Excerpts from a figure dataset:
____

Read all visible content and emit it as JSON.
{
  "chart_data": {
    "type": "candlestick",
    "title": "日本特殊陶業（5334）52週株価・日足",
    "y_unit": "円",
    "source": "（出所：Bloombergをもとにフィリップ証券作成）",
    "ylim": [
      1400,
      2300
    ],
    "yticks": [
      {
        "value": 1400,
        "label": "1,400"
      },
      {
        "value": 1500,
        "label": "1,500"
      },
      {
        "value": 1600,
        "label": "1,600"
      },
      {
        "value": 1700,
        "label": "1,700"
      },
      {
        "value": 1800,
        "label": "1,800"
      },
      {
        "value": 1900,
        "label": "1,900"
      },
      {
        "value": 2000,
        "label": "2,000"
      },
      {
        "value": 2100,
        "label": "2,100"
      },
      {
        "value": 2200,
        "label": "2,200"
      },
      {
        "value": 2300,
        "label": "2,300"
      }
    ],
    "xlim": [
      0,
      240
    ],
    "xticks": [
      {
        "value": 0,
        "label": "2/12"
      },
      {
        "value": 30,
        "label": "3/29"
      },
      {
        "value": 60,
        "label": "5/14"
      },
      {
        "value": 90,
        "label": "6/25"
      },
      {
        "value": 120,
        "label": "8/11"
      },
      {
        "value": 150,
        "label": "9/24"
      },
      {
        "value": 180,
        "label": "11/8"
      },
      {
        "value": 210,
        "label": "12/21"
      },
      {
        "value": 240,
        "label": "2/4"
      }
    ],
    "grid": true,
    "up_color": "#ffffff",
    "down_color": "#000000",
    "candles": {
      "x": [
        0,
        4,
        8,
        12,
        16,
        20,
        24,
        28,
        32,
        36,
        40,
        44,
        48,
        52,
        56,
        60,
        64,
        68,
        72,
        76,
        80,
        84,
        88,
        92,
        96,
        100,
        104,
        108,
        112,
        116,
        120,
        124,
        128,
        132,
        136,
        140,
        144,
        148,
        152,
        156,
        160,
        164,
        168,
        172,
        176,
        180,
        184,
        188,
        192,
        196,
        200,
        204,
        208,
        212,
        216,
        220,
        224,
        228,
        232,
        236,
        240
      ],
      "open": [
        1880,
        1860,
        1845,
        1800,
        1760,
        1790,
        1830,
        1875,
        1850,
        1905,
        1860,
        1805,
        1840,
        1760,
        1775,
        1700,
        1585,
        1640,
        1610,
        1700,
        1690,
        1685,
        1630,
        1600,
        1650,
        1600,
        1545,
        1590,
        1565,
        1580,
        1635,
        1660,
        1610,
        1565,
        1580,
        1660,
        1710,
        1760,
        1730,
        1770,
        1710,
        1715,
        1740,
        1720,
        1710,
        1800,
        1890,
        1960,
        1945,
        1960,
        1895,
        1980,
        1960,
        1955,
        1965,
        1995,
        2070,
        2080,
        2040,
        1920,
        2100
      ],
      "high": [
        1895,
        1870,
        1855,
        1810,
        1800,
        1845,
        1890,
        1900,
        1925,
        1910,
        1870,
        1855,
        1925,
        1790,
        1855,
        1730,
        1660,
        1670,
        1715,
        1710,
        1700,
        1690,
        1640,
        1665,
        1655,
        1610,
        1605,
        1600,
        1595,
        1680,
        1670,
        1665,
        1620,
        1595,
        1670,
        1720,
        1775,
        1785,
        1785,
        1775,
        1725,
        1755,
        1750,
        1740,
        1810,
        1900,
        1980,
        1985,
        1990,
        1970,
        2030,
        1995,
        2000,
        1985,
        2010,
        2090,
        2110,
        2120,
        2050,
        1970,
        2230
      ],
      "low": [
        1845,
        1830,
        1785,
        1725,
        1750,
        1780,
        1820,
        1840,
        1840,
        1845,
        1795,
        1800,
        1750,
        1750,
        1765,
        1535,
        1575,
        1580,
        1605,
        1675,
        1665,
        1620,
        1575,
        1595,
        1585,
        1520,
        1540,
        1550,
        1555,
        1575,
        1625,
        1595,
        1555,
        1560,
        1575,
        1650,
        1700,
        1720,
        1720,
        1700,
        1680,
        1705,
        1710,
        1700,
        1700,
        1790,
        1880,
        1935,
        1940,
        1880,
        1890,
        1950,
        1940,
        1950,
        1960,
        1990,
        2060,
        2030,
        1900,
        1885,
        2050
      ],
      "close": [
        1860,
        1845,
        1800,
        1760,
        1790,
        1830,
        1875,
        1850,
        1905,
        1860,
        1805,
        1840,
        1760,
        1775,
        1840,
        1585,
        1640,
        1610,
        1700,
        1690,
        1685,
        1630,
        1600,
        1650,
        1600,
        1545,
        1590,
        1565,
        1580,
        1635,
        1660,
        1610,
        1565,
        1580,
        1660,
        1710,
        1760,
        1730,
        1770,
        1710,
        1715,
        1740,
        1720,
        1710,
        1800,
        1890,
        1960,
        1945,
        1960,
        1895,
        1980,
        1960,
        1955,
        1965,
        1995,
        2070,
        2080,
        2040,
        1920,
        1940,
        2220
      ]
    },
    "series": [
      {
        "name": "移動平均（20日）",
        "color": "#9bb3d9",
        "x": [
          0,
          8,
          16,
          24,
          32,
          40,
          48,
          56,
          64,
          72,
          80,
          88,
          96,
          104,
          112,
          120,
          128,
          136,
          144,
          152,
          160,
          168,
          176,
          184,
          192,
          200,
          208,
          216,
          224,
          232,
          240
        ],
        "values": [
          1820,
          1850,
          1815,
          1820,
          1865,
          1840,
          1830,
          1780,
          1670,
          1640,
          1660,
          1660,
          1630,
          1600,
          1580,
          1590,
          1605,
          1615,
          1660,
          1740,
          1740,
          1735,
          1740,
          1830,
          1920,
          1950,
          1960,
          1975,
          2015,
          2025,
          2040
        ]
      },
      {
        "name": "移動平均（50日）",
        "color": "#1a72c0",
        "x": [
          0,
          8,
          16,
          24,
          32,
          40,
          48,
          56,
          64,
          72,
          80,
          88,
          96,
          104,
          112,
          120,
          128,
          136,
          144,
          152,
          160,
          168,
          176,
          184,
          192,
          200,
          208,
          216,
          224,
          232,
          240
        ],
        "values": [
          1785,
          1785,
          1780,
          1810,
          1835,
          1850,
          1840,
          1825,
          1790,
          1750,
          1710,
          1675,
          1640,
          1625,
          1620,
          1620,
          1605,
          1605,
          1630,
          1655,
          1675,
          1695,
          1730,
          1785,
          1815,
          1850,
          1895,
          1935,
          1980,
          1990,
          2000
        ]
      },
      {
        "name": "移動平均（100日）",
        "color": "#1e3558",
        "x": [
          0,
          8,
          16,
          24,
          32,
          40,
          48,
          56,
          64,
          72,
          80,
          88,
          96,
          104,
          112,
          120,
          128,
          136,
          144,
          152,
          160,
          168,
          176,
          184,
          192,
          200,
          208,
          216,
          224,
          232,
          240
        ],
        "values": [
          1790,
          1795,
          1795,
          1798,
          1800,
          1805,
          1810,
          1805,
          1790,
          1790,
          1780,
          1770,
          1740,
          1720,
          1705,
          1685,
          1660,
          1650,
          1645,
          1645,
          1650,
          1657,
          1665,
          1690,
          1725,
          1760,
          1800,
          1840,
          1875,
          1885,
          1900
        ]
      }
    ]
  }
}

____

- The request:
Please set down each line of the records exactly as given.

- Output of the task:
Read all visible content and emit it as JSON.
{
  "chart_data": {
    "type": "candlestick",
    "title": "日本特殊陶業（5334）52週株価・日足",
    "y_unit": "円",
    "source": "（出所：Bloombergをもとにフィリップ証券作成）",
    "ylim": [
      1400,
      2300
    ],
    "yticks": [
      {
        "value": 1400,
        "label": "1,400"
      },
      {
        "value": 1500,
        "label": "1,500"
      },
      {
        "value": 1600,
        "label": "1,600"
      },
      {
        "value": 1700,
        "label": "1,700"
      },
      {
        "value": 1800,
        "label": "1,800"
      },
      {
        "value": 1900,
        "label": "1,900"
      },
      {
        "value": 2000,
        "label": "2,000"
      },
      {
        "value": 2100,
        "label": "2,100"
      },
      {
        "value": 2200,
        "label": "2,200"
      },
      {
        "value": 2300,
        "label": "2,300"
      }
    ],
    "xlim": [
      0,
      240
    ],
    "xticks": [
      {
        "value": 0,
        "label": "2/12"
      },
      {
        "value": 30,
        "label": "3/29"
      },
      {
        "value": 60,
        "label": "5/14"
      },
      {
        "value": 90,
        "label": "6/25"
      },
      {
        "value": 120,
        "label": "8/11"
      },
      {
        "value": 150,
        "label": "9/24"
      },
      {
        "value": 180,
        "label": "11/8"
      },
      {
        "value": 210,
        "label": "12/21"
      },
      {
        "value": 240,
        "label": "2/4"
      }
    ],
    "grid": true,
    "up_color": "#ffffff",
    "down_color": "#000000",
    "candles": {
      "x": [
        0,
        4,
        8,
        12,
        16,
        20,
        24,
        28,
        32,
        36,
        40,
        44,
        48,
        52,
        56,
        60,
        64,
        68,
        72,
        76,
        80,
        84,
        88,
        92,
        96,
        100,
        104,
        108,
        112,
        116,
        120,
        124,
        128,
        132,
        136,
        140,
        144,
        148,
        152,
        156,
        160,
        164,
        168,
        172,
        176,
        180,
        184,
        188,
        192,
        196,
        200,
        204,
        208,
        212,
        216,
        220,
        224,
        228,
        232,
        236,
        240
      ],
      "open": [
        1880,
        1860,
        1845,
        1800,
        1760,
        1790,
        1830,
        1875,
        1850,
        1905,
        1860,
        1805,
        1840,
        1760,
        1775,
        1700,
        1585,
        1640,
        1610,
        1700,
        1690,
        1685,
        1630,
        1600,
        1650,
        1600,
        1545,
        1590,
        1565,
        1580,
        1635,
        1660,
        1610,
        1565,
        1580,
        1660,
        1710,
        1760,
        1730,
        1770,
        1710,
        1715,
        1740,
        1720,
        1710,
        1800,
        1890,
        1960,
        1945,
        1960,
        1895,
        1980,
        1960,
        1955,
        1965,
        1995,
        2070,
        2080,
        2040,
        1920,
        2100
      ],
      "high": [
        1895,
        1870,
        1855,
        1810,
        1800,
        1845,
        1890,
        1900,
        1925,
        1910,
        1870,
        1855,
        1925,
        1790,
        1855,
        1730,
        1660,
        1670,
        1715,
        1710,
        1700,
        1690,
        1640,
        1665,
        1655,
        1610,
        1605,
        1600,
        1595,
        1680,
        1670,
        1665,
        1620,
        1595,
        1670,
        1720,
        1775,
        1785,
        1785,
        1775,
        1725,
        1755,
        1750,
        1740,
        1810,
        1900,
        1980,
        1985,
        1990,
        1970,
        2030,
        1995,
        2000,
        1985,
        2010,
        2090,
        2110,
        2120,
        2050,
        1970,
        2230
      ],
      "low": [
        1845,
        1830,
        1785,
        1725,
        1750,
        1780,
        1820,
        1840,
        1840,
        1845,
        1795,
        1800,
        1750,
        1750,
        1765,
        1535,
        1575,
        1580,
        1605,
        1675,
        1665,
        1620,
        1575,
        1595,
        1585,
        1520,
        1540,
        1550,
        1555,
        1575,
        1625,
        1595,
        1555,
        1560,
        1575,
        1650,
        1700,
        1720,
        1720,
        1700,
        1680,
        1705,
        1710,
        1700,
        1700,
        1790,
        1880,
        1935,
        1940,
        1880,
        1890,
        1950,
        1940,
        1950,
        1960,
        1990,
        2060,
        2030,
        1900,
        1885,
        2050
      ],
      "close": [
        1860,
        1845,
        1800,
        1760,
        1790,
        1830,
        1875,
        1850,
        1905,
        1860,
        1805,
        1840,
        1760,
        1775,
        1840,
        1585,
        1640,
        1610,
        1700,
        1690,
        1685,
        1630,
        1600,
        1650,
        1600,
        1545,
        1590,
        1565,
        1580,
        1635,
        1660,
        1610,
        1565,
        1580,
        1660,
        1710,
        1760,
        1730,
        1770,
        1710,
        1715,
        1740,
        1720,
        1710,
        1800,
        1890,
        1960,
        1945,
        1960,
        1895,
        1980,
        1960,
        1955,
        1965,
        1995,
        2070,
        2080,
        2040,
        1920,
        1940,
        2220
      ]
    },
    "series": [
      {
        "name": "移動平均（20日）",
        "color": "#9bb3d9",
        "x": [
          0,
          8,
          16,
          24,
          32,
          40,
          48,
          56,
          64,
          72,
          80,
          88,
          96,
          104,
          112,
          120,
          128,
          136,
          144,
          152,
          160,
          168,
          176,
          184,
          192,
          200,
          208,
          216,
          224,
          232,
          240
        ],
        "values": [
          1820,
          1850,
          1815,
          1820,
          1865,
          1840,
          1830,
          1780,
          1670,
          1640,
          1660,
          1660,
          1630,
          1600,
          1580,
          1590,
          1605,
          1615,
          1660,
          1740,
          1740,
          1735,
          1740,
          1830,
          1920,
          1950,
          1960,
          1975,
          2015,
          2025,
          2040
        ]
      },
      {
        "name": "移動平均（50日）",
        "color": "#1a72c0",
        "x": [
          0,
          8,
          16,
          24,
          32,
          40,
          48,
          56,
          64,
          72,
          80,
          88,
          96,
          104,
          112,
          120,
          128,
          136,
          144,
          152,
          160,
          168,
          176,
          184,
          192,
          200,
          208,
          216,
          224,
          232,
          240
        ],
        "values": [
          1785,
          1785,
          1780,
          1810,
          1835,
          1850,
          1840,
          1825,
          1790,
          1750,
          1710,
          1675,
          1640,
          1625,
          1620,
          1620,
          1605,
          1605,
          1630,
          1655,
          1675,
          1695,
          1730,
          1785,
          1815,
          1850,
          1895,
          1935,
          1980,
          1990,
          2000
        ]
      },
      {
        "name": "移動平均（100日）",
        "color": "#1e3558",
        "x": [
          0,
          8,
          16,
          24,
          32,
          40,
          48,
          56,
          64,
          72,
          80,
          88,
          96,
          104,
          112,
          120,
          128,
          136,
          144,
          152,
          160,
          168,
          176,
          184,
          192,
          200,
          208,
          216,
          224,
          232,
          240
        ],
        "values": [
          1790,
          1795,
          1795,
          1798,
          1800,
          1805,
          1810,
          1805,
          1790,
          1790,
          1780,
          1770,
          1740,
          1720,
          1705,
          1685,
          1660,
          1650,
          1645,
          1645,
          1650,
          1657,
          1665,
          1690,
          1725,
          1760,
          1800,
          1840,
          1875,
          1885,
          1900
        ]
      }
    ]
  }
}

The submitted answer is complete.